Data listing
++++

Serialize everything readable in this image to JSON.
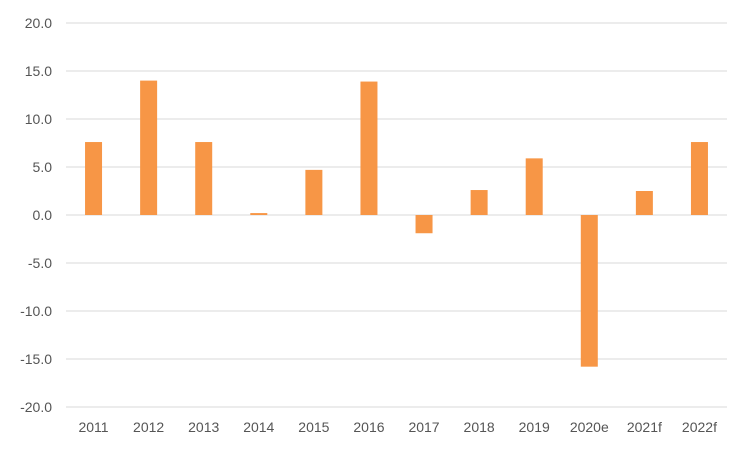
{
  "chart_data": {
    "type": "bar",
    "categories": [
      "2011",
      "2012",
      "2013",
      "2014",
      "2015",
      "2016",
      "2017",
      "2018",
      "2019",
      "2020e",
      "2021f",
      "2022f"
    ],
    "values": [
      7.6,
      14.0,
      7.6,
      0.2,
      4.7,
      13.9,
      -1.9,
      2.6,
      5.9,
      -15.8,
      2.5,
      7.6
    ],
    "title": "",
    "xlabel": "",
    "ylabel": "",
    "ylim": [
      -20,
      20
    ],
    "yticks": [
      "20.0",
      "15.0",
      "10.0",
      "5.0",
      "0.0",
      "-5.0",
      "-10.0",
      "-15.0",
      "-20.0"
    ],
    "grid": true,
    "legend": "none",
    "bar_color": "#f79646",
    "grid_color": "#d9d9d9",
    "label_color": "#555555"
  }
}
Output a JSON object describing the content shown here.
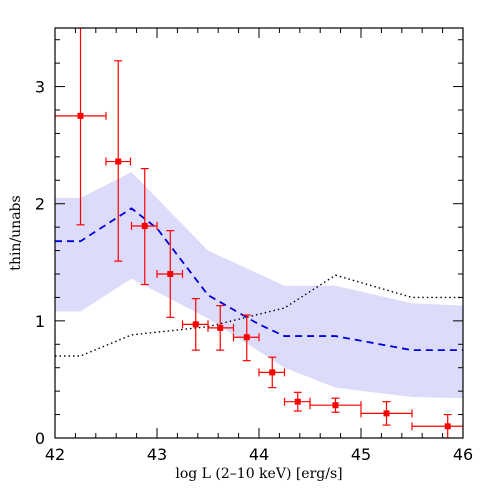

++++

*STATED EXERCISE:*
Pictures are not part of the copy; reproduce everything else in the records exactly.

*FINISHED ANSWER:*
Serialize everything readable in this image to JSON.
{
  "chart_data": {
    "type": "bar",
    "categories": [
      "2011",
      "2012",
      "2013",
      "2014",
      "2015",
      "2016",
      "2017",
      "2018",
      "2019",
      "2020e",
      "2021f",
      "2022f"
    ],
    "values": [
      7.6,
      14.0,
      7.6,
      0.2,
      4.7,
      13.9,
      -1.9,
      2.6,
      5.9,
      -15.8,
      2.5,
      7.6
    ],
    "title": "",
    "xlabel": "",
    "ylabel": "",
    "ylim": [
      -20,
      20
    ],
    "yticks": [
      "20.0",
      "15.0",
      "10.0",
      "5.0",
      "0.0",
      "-5.0",
      "-10.0",
      "-15.0",
      "-20.0"
    ],
    "grid": true,
    "legend": "none",
    "bar_color": "#f79646",
    "grid_color": "#d9d9d9",
    "label_color": "#555555"
  }
}
Output a JSON object describing the content shown here.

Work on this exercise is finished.